-- START --

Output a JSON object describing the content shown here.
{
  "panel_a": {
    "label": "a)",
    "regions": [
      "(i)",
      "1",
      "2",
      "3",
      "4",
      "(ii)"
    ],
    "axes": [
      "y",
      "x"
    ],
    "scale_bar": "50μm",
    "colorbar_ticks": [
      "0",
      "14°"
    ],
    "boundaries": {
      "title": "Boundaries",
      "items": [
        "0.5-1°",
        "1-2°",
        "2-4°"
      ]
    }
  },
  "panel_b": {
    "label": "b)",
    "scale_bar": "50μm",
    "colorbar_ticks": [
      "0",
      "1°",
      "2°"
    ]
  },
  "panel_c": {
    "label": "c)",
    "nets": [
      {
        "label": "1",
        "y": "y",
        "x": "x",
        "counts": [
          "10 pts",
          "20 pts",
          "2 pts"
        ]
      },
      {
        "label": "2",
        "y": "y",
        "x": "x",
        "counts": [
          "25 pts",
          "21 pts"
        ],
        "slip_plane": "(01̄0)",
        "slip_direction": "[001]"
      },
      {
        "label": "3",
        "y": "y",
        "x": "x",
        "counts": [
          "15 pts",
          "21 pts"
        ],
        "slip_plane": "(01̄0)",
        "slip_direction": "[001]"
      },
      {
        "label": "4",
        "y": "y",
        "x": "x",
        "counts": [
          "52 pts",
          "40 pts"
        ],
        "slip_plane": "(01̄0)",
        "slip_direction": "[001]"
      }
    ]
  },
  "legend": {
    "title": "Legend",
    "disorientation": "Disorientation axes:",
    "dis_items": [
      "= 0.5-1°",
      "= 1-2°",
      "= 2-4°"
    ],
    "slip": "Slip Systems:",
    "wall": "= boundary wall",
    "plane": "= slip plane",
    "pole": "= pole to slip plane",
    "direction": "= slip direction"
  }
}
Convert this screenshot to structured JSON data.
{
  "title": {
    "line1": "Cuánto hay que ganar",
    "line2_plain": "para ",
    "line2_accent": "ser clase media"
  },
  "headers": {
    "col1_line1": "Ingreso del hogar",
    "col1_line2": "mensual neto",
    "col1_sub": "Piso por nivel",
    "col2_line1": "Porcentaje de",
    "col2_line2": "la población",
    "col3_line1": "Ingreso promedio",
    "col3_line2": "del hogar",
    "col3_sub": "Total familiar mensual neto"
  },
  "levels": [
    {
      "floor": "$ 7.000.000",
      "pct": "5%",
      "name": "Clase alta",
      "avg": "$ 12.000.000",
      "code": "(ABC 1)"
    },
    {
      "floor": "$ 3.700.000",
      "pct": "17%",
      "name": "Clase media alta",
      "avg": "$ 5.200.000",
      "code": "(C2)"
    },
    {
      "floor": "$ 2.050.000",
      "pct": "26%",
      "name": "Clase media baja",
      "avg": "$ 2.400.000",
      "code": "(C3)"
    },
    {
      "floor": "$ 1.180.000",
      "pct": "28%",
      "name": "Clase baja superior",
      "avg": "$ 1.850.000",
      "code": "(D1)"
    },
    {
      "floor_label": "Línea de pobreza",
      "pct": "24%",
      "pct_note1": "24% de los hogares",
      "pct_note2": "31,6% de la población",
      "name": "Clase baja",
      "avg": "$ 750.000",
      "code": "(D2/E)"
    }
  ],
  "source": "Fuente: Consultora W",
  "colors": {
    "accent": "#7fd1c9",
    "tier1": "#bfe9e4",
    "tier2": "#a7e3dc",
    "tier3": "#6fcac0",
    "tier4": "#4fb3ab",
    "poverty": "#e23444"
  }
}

-- END --

Output every line above without altering anything.

== RIGHT ANSWER ==
Output a JSON object describing the content shown here.
{
  "panel_a": {
    "label": "a)",
    "regions": [
      "(i)",
      "1",
      "2",
      "3",
      "4",
      "(ii)"
    ],
    "axes": [
      "y",
      "x"
    ],
    "scale_bar": "50μm",
    "colorbar_ticks": [
      "0",
      "14°"
    ],
    "boundaries": {
      "title": "Boundaries",
      "items": [
        "0.5-1°",
        "1-2°",
        "2-4°"
      ]
    }
  },
  "panel_b": {
    "label": "b)",
    "scale_bar": "50μm",
    "colorbar_ticks": [
      "0",
      "1°",
      "2°"
    ]
  },
  "panel_c": {
    "label": "c)",
    "nets": [
      {
        "label": "1",
        "y": "y",
        "x": "x",
        "counts": [
          "10 pts",
          "20 pts",
          "2 pts"
        ]
      },
      {
        "label": "2",
        "y": "y",
        "x": "x",
        "counts": [
          "25 pts",
          "21 pts"
        ],
        "slip_plane": "(01̄0)",
        "slip_direction": "[001]"
      },
      {
        "label": "3",
        "y": "y",
        "x": "x",
        "counts": [
          "15 pts",
          "21 pts"
        ],
        "slip_plane": "(01̄0)",
        "slip_direction": "[001]"
      },
      {
        "label": "4",
        "y": "y",
        "x": "x",
        "counts": [
          "52 pts",
          "40 pts"
        ],
        "slip_plane": "(01̄0)",
        "slip_direction": "[001]"
      }
    ]
  },
  "legend": {
    "title": "Legend",
    "disorientation": "Disorientation axes:",
    "dis_items": [
      "= 0.5-1°",
      "= 1-2°",
      "= 2-4°"
    ],
    "slip": "Slip Systems:",
    "wall": "= boundary wall",
    "plane": "= slip plane",
    "pole": "= pole to slip plane",
    "direction": "= slip direction"
  }
}
Convert this screenshot to structured JSON data.
{
  "title": {
    "line1": "Cuánto hay que ganar",
    "line2_plain": "para ",
    "line2_accent": "ser clase media"
  },
  "headers": {
    "col1_line1": "Ingreso del hogar",
    "col1_line2": "mensual neto",
    "col1_sub": "Piso por nivel",
    "col2_line1": "Porcentaje de",
    "col2_line2": "la población",
    "col3_line1": "Ingreso promedio",
    "col3_line2": "del hogar",
    "col3_sub": "Total familiar mensual neto"
  },
  "levels": [
    {
      "floor": "$ 7.000.000",
      "pct": "5%",
      "name": "Clase alta",
      "avg": "$ 12.000.000",
      "code": "(ABC 1)"
    },
    {
      "floor": "$ 3.700.000",
      "pct": "17%",
      "name": "Clase media alta",
      "avg": "$ 5.200.000",
      "code": "(C2)"
    },
    {
      "floor": "$ 2.050.000",
      "pct": "26%",
      "name": "Clase media baja",
      "avg": "$ 2.400.000",
      "code": "(C3)"
    },
    {
      "floor": "$ 1.180.000",
      "pct": "28%",
      "name": "Clase baja superior",
      "avg": "$ 1.850.000",
      "code": "(D1)"
    },
    {
      "floor_label": "Línea de pobreza",
      "pct": "24%",
      "pct_note1": "24% de los hogares",
      "pct_note2": "31,6% de la población",
      "name": "Clase baja",
      "avg": "$ 750.000",
      "code": "(D2/E)"
    }
  ],
  "source": "Fuente: Consultora W",
  "colors": {
    "accent": "#7fd1c9",
    "tier1": "#bfe9e4",
    "tier2": "#a7e3dc",
    "tier3": "#6fcac0",
    "tier4": "#4fb3ab",
    "poverty": "#e23444"
  }
}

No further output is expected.